Exercise objective
Identify every line containing the word "connexion" and reproduce each one.

Some records

┌──

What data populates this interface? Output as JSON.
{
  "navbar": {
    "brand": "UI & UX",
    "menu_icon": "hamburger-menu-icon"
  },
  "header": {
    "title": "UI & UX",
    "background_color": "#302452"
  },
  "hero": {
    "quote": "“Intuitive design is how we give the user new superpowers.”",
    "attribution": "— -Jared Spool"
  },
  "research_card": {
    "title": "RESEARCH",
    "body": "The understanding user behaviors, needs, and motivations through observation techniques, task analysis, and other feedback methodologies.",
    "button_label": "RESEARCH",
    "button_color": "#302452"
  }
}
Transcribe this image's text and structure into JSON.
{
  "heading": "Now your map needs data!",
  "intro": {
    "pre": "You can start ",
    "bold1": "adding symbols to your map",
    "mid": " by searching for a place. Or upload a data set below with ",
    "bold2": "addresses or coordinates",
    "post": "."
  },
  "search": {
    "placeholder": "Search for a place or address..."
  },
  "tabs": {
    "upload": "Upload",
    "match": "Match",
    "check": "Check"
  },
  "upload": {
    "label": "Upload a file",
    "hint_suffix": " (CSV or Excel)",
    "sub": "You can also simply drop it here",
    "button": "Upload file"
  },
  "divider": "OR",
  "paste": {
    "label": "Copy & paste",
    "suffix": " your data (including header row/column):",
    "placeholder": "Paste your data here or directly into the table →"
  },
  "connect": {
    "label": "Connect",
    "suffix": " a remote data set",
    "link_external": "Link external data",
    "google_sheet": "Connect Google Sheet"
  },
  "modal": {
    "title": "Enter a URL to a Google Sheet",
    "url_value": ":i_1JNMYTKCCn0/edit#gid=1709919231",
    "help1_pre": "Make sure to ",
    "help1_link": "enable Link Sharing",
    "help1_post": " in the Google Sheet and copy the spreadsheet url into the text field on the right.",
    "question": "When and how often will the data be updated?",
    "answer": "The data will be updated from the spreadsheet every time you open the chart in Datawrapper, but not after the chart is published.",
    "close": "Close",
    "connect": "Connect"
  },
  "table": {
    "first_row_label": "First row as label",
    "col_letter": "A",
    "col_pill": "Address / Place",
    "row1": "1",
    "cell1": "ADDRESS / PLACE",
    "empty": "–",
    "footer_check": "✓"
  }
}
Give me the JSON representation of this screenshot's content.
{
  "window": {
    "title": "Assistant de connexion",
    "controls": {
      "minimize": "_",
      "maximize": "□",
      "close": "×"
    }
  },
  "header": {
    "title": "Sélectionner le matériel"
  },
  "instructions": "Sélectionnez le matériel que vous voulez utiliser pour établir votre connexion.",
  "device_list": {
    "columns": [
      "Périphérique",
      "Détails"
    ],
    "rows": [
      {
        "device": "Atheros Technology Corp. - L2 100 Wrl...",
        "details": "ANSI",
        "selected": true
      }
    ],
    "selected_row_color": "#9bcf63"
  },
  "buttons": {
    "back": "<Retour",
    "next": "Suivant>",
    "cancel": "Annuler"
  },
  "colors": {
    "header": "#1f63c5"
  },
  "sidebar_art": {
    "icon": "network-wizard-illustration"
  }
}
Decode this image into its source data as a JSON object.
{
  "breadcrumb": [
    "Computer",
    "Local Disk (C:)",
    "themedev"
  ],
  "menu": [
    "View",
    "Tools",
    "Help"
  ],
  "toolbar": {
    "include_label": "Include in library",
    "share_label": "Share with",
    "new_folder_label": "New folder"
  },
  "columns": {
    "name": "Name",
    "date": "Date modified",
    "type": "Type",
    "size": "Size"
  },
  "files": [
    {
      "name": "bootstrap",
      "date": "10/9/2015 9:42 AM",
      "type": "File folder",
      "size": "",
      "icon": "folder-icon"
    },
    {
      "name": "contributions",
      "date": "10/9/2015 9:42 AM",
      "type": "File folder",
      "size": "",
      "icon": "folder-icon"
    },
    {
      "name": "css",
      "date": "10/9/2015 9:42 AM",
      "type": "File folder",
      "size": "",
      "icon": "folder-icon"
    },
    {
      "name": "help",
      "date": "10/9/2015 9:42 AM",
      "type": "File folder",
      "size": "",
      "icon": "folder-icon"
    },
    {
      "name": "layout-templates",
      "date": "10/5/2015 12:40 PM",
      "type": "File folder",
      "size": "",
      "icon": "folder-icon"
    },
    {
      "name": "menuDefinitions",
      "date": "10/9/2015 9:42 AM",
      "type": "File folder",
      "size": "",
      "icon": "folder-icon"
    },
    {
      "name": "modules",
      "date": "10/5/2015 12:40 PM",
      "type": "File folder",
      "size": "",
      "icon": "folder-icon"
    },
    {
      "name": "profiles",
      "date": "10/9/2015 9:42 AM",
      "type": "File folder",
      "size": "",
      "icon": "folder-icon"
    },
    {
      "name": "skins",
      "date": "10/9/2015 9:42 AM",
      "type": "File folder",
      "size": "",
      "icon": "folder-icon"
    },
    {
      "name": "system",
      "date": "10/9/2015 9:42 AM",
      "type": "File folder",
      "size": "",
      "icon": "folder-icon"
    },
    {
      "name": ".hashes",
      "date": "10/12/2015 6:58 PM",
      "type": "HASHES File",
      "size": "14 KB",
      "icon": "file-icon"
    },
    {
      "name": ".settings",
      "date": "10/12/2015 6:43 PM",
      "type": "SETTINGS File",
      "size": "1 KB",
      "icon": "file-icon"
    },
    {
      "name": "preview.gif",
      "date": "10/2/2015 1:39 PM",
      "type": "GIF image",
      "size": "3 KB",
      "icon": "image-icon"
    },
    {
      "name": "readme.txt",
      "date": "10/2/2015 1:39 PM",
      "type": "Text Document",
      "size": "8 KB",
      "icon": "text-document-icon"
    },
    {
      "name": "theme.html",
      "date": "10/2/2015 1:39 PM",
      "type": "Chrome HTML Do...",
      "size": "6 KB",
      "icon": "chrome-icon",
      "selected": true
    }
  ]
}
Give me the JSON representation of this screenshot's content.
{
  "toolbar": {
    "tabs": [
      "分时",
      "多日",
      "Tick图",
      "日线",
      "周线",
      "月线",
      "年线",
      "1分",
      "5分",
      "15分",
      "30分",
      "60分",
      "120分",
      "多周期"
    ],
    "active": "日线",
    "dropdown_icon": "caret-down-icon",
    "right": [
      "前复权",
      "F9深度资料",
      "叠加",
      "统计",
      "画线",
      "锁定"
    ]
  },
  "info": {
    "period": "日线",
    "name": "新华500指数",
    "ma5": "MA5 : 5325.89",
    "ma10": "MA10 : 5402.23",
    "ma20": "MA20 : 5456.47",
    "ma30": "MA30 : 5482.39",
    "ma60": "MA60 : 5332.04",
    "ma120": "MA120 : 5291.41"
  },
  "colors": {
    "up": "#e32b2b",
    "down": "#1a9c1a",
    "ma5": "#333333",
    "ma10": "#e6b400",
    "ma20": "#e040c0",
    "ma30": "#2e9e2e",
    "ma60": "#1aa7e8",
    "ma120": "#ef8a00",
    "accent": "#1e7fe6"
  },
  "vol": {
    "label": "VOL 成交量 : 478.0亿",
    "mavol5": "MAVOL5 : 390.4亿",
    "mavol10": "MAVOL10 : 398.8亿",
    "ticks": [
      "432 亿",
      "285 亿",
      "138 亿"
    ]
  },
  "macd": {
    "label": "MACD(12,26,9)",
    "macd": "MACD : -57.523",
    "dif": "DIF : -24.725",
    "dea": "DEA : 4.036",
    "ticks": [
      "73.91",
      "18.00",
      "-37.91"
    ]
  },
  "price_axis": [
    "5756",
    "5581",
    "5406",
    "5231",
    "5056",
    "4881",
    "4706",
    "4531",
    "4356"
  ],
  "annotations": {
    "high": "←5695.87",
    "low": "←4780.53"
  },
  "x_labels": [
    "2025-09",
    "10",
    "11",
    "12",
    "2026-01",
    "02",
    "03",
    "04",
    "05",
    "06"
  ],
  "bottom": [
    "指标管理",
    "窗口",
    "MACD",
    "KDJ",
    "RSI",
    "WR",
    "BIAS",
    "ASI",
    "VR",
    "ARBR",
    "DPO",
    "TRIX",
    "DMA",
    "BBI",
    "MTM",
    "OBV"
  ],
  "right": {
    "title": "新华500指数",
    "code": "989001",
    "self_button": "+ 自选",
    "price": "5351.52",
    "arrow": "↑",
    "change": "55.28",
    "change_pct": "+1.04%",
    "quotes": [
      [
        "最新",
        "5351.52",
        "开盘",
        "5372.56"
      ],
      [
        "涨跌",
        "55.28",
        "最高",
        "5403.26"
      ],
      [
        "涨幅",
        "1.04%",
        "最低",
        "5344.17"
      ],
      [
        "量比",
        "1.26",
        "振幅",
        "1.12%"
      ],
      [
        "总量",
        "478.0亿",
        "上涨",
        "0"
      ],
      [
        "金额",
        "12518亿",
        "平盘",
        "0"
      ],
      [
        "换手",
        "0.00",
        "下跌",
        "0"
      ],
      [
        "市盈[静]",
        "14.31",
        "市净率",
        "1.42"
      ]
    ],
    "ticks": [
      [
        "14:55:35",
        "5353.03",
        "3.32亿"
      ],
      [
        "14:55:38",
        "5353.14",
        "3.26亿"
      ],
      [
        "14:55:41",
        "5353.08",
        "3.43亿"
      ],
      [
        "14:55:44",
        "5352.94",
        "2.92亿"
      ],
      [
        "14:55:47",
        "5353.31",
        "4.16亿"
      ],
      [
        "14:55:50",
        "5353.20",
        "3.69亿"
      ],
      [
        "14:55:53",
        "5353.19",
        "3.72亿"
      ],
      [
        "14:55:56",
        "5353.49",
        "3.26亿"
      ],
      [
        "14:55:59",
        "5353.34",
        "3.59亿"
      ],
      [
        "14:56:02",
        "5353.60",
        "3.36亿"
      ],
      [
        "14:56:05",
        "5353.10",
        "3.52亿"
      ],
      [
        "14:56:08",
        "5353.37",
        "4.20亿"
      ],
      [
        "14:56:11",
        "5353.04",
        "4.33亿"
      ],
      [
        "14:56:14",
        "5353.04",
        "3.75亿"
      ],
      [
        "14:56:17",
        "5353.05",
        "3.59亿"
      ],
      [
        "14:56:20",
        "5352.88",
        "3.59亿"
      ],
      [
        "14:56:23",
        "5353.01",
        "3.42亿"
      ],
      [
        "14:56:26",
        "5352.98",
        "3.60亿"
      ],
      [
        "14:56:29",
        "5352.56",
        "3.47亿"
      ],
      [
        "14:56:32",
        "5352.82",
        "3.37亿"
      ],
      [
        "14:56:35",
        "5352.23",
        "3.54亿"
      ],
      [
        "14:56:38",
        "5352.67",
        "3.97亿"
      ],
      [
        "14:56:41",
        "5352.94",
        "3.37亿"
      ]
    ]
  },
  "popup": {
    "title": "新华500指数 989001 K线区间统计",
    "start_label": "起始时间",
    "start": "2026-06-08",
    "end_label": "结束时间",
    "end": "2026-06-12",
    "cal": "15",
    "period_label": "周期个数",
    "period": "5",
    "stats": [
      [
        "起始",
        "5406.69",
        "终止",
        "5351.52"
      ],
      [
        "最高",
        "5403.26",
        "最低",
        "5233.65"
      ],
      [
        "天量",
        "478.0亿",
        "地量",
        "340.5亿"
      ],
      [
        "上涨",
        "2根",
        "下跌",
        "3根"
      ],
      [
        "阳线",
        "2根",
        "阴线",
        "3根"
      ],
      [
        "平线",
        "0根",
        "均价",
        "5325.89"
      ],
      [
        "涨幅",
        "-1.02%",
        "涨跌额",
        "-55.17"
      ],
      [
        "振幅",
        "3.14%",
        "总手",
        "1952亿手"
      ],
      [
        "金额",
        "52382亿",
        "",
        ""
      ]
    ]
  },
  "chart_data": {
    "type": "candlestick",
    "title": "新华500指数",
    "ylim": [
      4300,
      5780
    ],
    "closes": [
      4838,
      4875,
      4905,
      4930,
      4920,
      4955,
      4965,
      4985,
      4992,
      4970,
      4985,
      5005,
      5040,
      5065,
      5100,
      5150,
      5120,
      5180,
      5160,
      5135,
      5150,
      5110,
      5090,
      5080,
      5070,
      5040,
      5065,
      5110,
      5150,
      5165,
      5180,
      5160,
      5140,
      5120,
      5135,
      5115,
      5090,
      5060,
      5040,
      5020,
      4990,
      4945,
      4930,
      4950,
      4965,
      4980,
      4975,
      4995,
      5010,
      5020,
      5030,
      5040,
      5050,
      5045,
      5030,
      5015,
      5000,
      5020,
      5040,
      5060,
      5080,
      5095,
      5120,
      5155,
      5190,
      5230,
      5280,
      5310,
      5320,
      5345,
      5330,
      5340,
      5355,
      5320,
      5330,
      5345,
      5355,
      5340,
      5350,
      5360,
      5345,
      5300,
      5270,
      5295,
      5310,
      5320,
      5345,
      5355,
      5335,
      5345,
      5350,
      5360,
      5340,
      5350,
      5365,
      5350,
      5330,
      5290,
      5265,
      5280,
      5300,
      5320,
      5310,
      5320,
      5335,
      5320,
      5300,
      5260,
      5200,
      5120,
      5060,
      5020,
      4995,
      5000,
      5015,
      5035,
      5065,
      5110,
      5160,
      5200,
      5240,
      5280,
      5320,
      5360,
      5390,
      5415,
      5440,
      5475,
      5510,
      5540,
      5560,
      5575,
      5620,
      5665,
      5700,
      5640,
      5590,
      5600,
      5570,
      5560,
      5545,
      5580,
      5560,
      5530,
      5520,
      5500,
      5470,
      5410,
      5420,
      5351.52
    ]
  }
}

└──

Exercise answer
    "title": "Assistant de connexion",
  "instructions": "Sélectionnez le matériel que vous voulez utiliser pour établir votre connexion.",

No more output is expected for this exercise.